##### DATA FOR THIS TASK #####

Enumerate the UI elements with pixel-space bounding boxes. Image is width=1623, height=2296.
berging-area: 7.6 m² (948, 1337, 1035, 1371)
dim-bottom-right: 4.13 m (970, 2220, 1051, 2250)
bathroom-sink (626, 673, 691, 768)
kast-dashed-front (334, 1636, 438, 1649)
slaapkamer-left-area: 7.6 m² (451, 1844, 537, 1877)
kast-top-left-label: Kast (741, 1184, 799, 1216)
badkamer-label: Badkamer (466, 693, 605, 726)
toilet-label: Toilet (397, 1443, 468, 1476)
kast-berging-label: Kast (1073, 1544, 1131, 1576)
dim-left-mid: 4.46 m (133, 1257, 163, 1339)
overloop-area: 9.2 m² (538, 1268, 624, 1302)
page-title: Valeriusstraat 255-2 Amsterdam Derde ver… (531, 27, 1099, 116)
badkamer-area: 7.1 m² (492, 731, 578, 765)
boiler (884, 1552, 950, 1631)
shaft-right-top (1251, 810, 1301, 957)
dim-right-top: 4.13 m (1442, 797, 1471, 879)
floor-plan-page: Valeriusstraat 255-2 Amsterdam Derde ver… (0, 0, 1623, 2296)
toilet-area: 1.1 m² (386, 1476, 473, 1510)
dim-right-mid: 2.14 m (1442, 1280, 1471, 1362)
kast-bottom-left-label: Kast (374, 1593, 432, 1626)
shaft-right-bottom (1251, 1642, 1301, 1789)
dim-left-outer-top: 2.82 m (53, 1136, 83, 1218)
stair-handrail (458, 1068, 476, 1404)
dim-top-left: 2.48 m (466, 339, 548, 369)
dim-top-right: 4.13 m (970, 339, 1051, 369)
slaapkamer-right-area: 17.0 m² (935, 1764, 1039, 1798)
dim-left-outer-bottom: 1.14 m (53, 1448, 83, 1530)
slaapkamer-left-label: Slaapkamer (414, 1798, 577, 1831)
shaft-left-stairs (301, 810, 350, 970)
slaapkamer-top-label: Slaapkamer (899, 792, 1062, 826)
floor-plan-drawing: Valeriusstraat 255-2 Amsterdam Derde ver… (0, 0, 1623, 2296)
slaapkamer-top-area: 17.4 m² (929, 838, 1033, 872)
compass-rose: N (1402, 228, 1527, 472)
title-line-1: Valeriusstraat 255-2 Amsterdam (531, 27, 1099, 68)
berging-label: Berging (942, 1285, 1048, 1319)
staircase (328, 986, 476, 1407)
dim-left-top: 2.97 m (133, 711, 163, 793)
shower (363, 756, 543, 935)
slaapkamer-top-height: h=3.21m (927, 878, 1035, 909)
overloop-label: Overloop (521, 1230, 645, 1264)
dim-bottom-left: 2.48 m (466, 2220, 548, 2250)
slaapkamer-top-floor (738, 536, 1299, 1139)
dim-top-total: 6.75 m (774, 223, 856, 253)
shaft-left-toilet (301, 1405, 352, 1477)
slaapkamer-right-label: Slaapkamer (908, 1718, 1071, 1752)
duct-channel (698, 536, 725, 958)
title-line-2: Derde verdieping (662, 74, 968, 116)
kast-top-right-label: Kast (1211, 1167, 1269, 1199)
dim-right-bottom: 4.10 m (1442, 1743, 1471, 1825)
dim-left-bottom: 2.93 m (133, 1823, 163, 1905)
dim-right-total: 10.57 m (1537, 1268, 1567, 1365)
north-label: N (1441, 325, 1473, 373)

#####

**WORK TO DO:**
Recast every line of the data above as a JSON list of strings, one string per line, with blank lines left out.

**SOLUTION TO THIS TASK:**
[
  "Enumerate the UI elements with pixel-space bounding boxes. Image is width=1623, height=2296.",
  "berging-area: 7.6 m² (948, 1337, 1035, 1371)",
  "dim-bottom-right: 4.13 m (970, 2220, 1051, 2250)",
  "bathroom-sink (626, 673, 691, 768)",
  "kast-dashed-front (334, 1636, 438, 1649)",
  "slaapkamer-left-area: 7.6 m² (451, 1844, 537, 1877)",
  "kast-top-left-label: Kast (741, 1184, 799, 1216)",
  "badkamer-label: Badkamer (466, 693, 605, 726)",
  "toilet-label: Toilet (397, 1443, 468, 1476)",
  "kast-berging-label: Kast (1073, 1544, 1131, 1576)",
  "dim-left-mid: 4.46 m (133, 1257, 163, 1339)",
  "overloop-area: 9.2 m² (538, 1268, 624, 1302)",
  "page-title: Valeriusstraat 255-2 Amsterdam Derde ver… (531, 27, 1099, 116)",
  "badkamer-area: 7.1 m² (492, 731, 578, 765)",
  "boiler (884, 1552, 950, 1631)",
  "shaft-right-top (1251, 810, 1301, 957)",
  "dim-right-top: 4.13 m (1442, 797, 1471, 879)",
  "floor-plan-page: Valeriusstraat 255-2 Amsterdam Derde ver… (0, 0, 1623, 2296)",
  "toilet-area: 1.1 m² (386, 1476, 473, 1510)",
  "dim-right-mid: 2.14 m (1442, 1280, 1471, 1362)",
  "kast-bottom-left-label: Kast (374, 1593, 432, 1626)",
  "shaft-right-bottom (1251, 1642, 1301, 1789)",
  "dim-left-outer-top: 2.82 m (53, 1136, 83, 1218)",
  "stair-handrail (458, 1068, 476, 1404)",
  "dim-top-left: 2.48 m (466, 339, 548, 369)",
  "dim-top-right: 4.13 m (970, 339, 1051, 369)",
  "slaapkamer-right-area: 17.0 m² (935, 1764, 1039, 1798)",
  "dim-left-outer-bottom: 1.14 m (53, 1448, 83, 1530)",
  "slaapkamer-left-label: Slaapkamer (414, 1798, 577, 1831)",
  "shaft-left-stairs (301, 810, 350, 970)",
  "slaapkamer-top-label: Slaapkamer (899, 792, 1062, 826)",
  "floor-plan-drawing: Valeriusstraat 255-2 Amsterdam Derde ver… (0, 0, 1623, 2296)",
  "slaapkamer-top-area: 17.4 m² (929, 838, 1033, 872)",
  "compass-rose: N (1402, 228, 1527, 472)",
  "title-line-1: Valeriusstraat 255-2 Amsterdam (531, 27, 1099, 68)",
  "berging-label: Berging (942, 1285, 1048, 1319)",
  "staircase (328, 986, 476, 1407)",
  "dim-left-top: 2.97 m (133, 711, 163, 793)",
  "shower (363, 756, 543, 935)",
  "slaapkamer-top-height: h=3.21m (927, 878, 1035, 909)",
  "overloop-label: Overloop (521, 1230, 645, 1264)",
  "dim-bottom-left: 2.48 m (466, 2220, 548, 2250)",
  "slaapkamer-top-floor (738, 536, 1299, 1139)",
  "dim-top-total: 6.75 m (774, 223, 856, 253)",
  "shaft-left-toilet (301, 1405, 352, 1477)",
  "slaapkamer-right-label: Slaapkamer (908, 1718, 1071, 1752)",
  "duct-channel (698, 536, 725, 958)",
  "title-line-2: Derde verdieping (662, 74, 968, 116)",
  "kast-top-right-label: Kast (1211, 1167, 1269, 1199)",
  "dim-right-bottom: 4.10 m (1442, 1743, 1471, 1825)",
  "dim-left-bottom: 2.93 m (133, 1823, 163, 1905)",
  "dim-right-total: 10.57 m (1537, 1268, 1567, 1365)",
  "north-label: N (1441, 325, 1473, 373)"
]